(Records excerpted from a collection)
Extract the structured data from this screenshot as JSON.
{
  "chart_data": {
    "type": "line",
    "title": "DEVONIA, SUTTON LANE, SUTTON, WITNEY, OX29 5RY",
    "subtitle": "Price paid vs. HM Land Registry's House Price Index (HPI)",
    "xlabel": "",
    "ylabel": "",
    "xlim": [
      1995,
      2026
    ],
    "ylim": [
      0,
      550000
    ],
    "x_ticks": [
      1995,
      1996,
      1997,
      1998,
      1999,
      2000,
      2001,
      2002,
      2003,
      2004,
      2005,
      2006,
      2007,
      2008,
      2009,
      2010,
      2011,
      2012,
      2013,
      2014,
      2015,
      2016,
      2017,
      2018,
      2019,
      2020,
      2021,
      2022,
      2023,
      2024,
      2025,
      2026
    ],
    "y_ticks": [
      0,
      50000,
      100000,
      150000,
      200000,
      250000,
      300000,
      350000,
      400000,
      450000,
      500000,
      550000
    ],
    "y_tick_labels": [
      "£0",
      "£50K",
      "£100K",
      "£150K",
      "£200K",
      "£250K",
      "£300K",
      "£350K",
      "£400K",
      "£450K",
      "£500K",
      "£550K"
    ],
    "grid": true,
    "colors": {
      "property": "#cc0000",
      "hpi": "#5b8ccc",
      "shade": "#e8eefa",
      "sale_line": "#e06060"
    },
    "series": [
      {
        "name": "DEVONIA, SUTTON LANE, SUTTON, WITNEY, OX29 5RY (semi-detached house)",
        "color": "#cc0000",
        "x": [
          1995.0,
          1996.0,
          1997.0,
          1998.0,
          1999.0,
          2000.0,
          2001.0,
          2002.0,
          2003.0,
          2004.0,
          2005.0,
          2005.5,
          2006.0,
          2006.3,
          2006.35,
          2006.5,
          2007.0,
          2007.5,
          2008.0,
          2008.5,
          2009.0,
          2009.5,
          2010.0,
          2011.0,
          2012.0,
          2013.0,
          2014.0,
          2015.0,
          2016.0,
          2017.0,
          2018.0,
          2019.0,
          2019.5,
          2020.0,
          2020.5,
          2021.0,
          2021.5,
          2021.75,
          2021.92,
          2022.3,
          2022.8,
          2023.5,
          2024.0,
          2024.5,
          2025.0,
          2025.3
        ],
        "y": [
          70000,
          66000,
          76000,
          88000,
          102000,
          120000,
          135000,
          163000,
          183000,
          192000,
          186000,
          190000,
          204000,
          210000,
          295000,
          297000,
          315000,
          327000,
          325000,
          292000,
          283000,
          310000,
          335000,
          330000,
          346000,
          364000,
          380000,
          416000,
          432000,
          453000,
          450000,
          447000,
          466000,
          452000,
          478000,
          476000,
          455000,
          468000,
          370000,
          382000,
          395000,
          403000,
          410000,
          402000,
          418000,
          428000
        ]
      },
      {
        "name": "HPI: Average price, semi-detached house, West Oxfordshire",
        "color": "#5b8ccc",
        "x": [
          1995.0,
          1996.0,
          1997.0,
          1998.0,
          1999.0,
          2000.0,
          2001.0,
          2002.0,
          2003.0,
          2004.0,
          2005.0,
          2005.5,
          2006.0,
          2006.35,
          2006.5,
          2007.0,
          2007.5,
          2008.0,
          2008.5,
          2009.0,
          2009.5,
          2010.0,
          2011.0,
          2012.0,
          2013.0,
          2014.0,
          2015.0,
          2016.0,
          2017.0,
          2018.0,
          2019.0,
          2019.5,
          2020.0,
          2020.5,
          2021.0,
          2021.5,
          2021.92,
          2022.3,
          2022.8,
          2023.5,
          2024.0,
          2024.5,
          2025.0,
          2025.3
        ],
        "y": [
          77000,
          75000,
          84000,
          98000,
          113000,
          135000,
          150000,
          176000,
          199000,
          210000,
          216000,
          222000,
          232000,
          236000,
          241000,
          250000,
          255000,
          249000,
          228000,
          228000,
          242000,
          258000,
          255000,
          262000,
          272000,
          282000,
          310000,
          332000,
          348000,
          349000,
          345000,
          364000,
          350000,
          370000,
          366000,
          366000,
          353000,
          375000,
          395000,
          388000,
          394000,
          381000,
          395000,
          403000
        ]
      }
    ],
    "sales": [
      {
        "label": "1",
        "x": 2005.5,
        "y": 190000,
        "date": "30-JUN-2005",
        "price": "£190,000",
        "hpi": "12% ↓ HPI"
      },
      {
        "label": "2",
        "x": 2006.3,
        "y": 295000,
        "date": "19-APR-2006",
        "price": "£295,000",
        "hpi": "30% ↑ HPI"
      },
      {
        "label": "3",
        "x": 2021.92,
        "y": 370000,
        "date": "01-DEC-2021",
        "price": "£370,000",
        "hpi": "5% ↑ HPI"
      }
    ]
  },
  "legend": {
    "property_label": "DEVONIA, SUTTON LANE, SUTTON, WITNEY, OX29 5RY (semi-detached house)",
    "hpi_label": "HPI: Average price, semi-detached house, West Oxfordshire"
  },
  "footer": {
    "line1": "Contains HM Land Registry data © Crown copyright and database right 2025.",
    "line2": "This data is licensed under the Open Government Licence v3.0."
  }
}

==

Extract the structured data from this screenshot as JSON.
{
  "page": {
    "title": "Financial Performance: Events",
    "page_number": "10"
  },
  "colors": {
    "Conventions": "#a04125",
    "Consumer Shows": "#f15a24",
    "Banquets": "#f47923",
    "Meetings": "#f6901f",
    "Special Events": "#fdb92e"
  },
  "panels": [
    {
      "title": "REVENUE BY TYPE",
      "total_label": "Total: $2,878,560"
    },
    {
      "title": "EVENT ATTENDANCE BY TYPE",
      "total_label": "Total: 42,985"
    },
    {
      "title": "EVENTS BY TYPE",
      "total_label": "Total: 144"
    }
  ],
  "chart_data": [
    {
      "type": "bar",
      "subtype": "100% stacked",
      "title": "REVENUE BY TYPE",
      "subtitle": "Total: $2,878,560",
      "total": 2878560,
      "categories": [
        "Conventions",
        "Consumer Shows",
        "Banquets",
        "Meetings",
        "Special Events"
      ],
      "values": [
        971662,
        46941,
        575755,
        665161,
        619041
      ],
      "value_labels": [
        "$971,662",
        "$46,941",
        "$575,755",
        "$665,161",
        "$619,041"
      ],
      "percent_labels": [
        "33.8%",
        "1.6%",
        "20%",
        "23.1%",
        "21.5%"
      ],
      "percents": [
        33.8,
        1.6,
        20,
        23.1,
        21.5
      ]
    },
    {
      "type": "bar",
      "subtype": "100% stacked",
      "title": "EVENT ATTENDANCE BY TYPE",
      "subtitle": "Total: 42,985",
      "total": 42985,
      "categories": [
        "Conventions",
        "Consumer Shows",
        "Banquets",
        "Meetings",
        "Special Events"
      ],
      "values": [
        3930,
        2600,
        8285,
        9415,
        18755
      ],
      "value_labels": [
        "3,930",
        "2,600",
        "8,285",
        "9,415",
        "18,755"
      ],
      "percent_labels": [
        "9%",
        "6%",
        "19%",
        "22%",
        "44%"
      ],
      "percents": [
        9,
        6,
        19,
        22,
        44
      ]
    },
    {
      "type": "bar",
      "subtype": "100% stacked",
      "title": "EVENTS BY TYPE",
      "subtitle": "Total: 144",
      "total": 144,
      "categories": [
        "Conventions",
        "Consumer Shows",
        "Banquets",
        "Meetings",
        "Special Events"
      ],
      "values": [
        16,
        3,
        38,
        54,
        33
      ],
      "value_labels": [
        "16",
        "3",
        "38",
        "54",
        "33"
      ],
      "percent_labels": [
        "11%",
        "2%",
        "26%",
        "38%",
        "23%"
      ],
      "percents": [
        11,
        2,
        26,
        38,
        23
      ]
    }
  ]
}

==

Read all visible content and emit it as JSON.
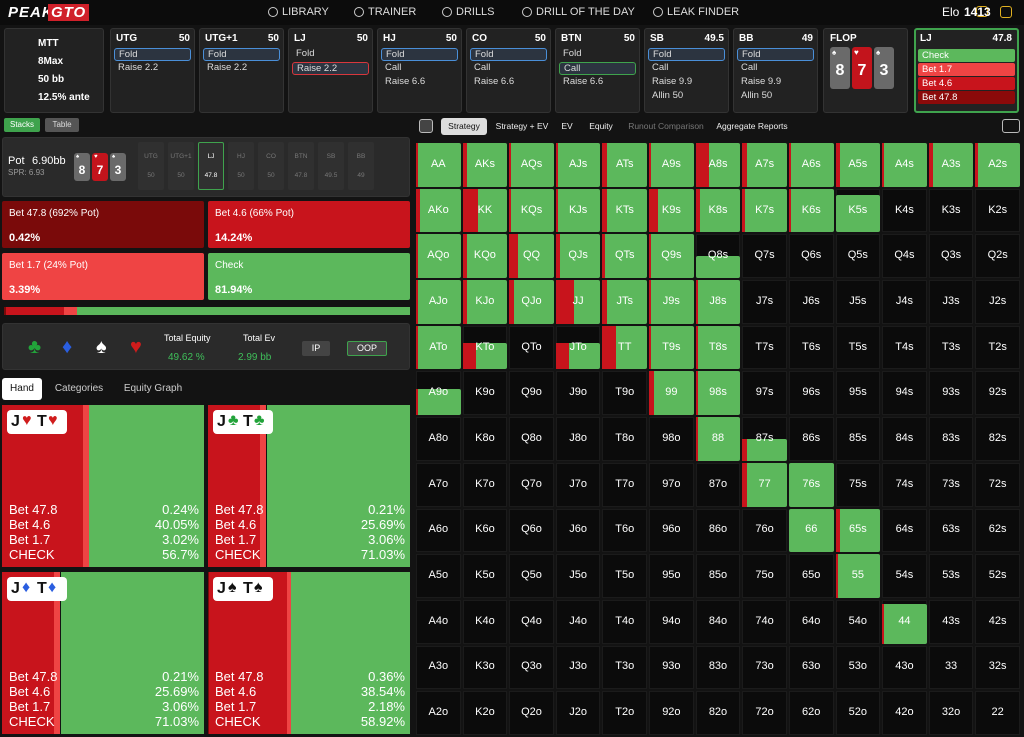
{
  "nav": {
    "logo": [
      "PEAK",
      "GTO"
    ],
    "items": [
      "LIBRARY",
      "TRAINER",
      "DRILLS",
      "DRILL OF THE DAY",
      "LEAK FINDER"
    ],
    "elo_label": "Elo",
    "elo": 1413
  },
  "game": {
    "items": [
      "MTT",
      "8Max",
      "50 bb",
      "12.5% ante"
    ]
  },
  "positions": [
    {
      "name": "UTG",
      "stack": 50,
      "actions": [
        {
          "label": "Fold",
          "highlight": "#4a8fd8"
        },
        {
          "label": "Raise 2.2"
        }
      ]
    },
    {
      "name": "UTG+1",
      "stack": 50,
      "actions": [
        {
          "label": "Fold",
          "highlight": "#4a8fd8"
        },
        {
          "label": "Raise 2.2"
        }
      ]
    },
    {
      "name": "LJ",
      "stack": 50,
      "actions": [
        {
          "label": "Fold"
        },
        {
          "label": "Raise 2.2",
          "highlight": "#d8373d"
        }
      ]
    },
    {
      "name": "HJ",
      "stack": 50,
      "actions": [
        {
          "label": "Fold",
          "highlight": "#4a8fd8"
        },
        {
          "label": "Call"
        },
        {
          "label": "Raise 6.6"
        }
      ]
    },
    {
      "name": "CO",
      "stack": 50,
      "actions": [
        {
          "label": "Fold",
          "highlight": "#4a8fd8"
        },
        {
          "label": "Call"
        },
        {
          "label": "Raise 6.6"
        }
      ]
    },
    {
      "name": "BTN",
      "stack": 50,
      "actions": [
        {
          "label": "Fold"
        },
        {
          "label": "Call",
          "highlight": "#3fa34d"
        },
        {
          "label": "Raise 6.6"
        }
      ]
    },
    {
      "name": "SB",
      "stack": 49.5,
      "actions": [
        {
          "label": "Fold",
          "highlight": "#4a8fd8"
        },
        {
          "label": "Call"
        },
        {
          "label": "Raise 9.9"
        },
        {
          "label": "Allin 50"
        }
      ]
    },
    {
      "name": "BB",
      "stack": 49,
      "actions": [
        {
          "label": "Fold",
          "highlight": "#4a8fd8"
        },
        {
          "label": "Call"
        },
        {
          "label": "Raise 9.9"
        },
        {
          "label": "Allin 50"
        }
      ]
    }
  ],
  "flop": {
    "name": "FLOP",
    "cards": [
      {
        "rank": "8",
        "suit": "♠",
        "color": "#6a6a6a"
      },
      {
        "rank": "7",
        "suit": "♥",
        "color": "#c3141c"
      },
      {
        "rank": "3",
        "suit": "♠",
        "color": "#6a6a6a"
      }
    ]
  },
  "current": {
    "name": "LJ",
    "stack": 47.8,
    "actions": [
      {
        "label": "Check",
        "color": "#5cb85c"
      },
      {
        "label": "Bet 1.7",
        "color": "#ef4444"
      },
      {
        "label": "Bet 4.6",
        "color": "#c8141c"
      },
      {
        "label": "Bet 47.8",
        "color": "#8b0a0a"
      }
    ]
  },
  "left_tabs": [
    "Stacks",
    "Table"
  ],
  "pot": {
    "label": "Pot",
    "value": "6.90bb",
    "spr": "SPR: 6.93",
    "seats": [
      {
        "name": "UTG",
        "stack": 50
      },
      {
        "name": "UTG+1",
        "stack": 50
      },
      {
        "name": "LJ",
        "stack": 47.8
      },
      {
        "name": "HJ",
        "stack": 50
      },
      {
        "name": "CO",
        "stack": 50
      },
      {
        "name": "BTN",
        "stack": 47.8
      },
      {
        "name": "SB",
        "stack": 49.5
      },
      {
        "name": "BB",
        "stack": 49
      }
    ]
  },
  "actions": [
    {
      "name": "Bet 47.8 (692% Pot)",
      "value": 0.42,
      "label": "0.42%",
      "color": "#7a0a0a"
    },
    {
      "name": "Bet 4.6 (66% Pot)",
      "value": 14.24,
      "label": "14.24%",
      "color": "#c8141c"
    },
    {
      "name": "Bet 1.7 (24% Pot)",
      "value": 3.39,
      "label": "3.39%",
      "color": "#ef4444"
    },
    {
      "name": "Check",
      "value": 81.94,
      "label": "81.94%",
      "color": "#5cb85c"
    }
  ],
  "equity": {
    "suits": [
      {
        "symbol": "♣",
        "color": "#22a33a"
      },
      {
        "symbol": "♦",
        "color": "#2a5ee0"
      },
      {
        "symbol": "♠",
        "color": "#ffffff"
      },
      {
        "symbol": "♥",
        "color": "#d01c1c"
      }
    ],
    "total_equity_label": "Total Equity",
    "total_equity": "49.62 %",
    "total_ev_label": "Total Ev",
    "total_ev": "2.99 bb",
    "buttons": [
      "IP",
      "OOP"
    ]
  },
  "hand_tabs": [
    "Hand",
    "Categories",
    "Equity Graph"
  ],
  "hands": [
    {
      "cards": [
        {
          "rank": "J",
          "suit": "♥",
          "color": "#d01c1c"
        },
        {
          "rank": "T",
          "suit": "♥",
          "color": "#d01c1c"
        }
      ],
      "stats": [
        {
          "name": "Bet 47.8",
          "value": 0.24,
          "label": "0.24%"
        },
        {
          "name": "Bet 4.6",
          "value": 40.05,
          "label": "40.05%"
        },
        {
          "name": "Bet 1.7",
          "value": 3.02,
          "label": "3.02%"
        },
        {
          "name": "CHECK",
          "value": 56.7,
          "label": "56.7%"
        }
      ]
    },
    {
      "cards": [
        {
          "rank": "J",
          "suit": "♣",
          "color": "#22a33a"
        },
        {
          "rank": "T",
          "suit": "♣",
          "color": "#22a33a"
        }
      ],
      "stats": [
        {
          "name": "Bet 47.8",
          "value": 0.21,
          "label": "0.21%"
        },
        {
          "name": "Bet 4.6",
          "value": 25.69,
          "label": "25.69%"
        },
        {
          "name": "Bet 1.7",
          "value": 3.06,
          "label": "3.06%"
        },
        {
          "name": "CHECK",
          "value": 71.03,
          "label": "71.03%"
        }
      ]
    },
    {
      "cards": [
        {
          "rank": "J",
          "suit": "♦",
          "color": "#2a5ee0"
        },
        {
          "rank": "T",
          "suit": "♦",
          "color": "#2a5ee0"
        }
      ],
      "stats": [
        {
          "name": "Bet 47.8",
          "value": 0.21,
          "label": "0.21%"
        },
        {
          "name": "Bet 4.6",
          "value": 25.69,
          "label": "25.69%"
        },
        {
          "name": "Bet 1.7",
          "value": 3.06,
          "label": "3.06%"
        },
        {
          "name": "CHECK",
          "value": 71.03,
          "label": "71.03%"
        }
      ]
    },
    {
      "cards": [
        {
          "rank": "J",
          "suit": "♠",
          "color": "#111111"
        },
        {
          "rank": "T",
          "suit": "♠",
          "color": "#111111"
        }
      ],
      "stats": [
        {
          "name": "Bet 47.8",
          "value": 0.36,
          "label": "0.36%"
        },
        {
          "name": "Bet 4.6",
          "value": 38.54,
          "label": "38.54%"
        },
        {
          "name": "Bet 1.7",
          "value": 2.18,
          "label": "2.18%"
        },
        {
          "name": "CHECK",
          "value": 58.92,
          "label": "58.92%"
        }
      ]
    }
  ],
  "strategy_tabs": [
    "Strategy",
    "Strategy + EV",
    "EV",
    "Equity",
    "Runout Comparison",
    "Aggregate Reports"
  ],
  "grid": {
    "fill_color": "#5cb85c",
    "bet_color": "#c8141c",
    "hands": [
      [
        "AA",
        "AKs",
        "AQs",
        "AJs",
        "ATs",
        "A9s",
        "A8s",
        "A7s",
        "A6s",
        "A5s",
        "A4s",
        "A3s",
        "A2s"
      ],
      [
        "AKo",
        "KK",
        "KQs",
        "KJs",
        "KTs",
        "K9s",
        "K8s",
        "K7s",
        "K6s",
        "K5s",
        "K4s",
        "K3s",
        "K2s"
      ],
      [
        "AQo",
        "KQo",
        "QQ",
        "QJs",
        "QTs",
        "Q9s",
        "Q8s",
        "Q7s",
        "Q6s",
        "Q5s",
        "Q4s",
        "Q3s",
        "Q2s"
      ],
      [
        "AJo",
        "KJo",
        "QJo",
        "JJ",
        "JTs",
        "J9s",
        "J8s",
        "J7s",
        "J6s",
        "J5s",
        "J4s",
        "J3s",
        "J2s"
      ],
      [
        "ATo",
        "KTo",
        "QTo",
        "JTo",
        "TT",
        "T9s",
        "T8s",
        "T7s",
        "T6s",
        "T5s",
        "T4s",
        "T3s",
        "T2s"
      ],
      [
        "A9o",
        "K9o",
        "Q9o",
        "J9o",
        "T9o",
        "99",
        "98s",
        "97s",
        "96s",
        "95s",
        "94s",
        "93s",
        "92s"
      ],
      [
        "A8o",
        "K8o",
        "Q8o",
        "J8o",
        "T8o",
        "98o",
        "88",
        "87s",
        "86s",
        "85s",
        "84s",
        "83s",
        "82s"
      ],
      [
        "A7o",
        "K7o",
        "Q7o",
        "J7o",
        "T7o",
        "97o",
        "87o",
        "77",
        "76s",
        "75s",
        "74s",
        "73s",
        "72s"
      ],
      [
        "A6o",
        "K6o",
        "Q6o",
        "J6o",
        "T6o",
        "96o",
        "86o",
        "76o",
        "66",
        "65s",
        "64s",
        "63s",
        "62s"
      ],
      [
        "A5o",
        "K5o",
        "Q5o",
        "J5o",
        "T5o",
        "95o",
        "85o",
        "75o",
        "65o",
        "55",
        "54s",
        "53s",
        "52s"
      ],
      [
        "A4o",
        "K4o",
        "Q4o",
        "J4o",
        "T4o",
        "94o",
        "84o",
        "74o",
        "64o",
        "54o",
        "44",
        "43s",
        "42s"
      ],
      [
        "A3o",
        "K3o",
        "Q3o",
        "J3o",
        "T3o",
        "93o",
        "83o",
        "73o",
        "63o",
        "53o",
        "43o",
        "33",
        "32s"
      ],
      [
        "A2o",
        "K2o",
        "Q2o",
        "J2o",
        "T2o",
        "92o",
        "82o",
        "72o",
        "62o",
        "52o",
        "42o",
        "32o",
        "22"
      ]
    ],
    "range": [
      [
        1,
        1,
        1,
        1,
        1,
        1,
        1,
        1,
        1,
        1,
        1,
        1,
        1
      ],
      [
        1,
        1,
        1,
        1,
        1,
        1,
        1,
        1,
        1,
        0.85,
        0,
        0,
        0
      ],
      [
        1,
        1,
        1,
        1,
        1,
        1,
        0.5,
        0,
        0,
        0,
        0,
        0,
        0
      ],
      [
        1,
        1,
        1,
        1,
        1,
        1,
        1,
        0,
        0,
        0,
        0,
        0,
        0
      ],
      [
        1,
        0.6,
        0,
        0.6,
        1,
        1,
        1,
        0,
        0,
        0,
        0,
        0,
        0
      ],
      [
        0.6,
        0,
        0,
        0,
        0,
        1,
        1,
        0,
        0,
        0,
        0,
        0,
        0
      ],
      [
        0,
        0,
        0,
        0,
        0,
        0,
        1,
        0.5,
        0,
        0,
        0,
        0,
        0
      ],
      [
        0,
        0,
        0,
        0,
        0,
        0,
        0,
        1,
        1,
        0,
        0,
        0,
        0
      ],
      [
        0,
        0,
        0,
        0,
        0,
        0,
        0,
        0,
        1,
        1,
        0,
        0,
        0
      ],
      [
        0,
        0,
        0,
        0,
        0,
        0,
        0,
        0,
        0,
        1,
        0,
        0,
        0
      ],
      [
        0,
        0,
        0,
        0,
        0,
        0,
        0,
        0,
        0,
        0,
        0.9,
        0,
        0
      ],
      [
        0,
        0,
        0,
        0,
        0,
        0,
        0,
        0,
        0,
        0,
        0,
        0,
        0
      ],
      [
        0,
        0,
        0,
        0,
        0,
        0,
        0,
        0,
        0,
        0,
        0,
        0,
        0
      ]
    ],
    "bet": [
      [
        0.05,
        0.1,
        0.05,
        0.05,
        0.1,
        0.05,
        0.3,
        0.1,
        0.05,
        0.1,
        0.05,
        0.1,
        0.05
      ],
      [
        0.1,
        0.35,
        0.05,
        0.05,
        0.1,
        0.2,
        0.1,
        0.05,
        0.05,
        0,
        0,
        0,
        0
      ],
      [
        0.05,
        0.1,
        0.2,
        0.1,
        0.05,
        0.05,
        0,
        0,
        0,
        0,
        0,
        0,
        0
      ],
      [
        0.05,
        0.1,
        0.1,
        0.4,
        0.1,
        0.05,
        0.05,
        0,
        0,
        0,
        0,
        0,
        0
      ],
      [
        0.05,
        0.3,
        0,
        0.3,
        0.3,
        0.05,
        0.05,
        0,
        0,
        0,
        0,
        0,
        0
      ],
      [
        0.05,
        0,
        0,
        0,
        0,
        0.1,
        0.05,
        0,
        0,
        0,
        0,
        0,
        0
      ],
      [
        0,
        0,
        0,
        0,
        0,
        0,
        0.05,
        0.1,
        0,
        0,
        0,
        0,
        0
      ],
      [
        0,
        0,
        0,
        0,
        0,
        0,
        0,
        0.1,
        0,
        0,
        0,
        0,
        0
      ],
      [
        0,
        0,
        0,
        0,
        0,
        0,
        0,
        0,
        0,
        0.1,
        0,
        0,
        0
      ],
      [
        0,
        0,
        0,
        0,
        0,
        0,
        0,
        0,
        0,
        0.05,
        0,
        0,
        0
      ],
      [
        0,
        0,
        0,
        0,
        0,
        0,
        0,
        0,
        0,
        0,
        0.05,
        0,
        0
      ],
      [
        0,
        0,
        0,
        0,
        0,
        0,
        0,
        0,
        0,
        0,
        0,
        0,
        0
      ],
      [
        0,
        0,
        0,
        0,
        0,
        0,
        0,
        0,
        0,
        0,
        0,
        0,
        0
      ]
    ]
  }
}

● Written request
In the entries above, find each line with the word "West" and show it.

● Answer to the problem
        "name": "HPI: Average price, semi-detached house, West Oxfordshire",
    "hpi_label": "HPI: Average price, semi-detached house, West Oxfordshire"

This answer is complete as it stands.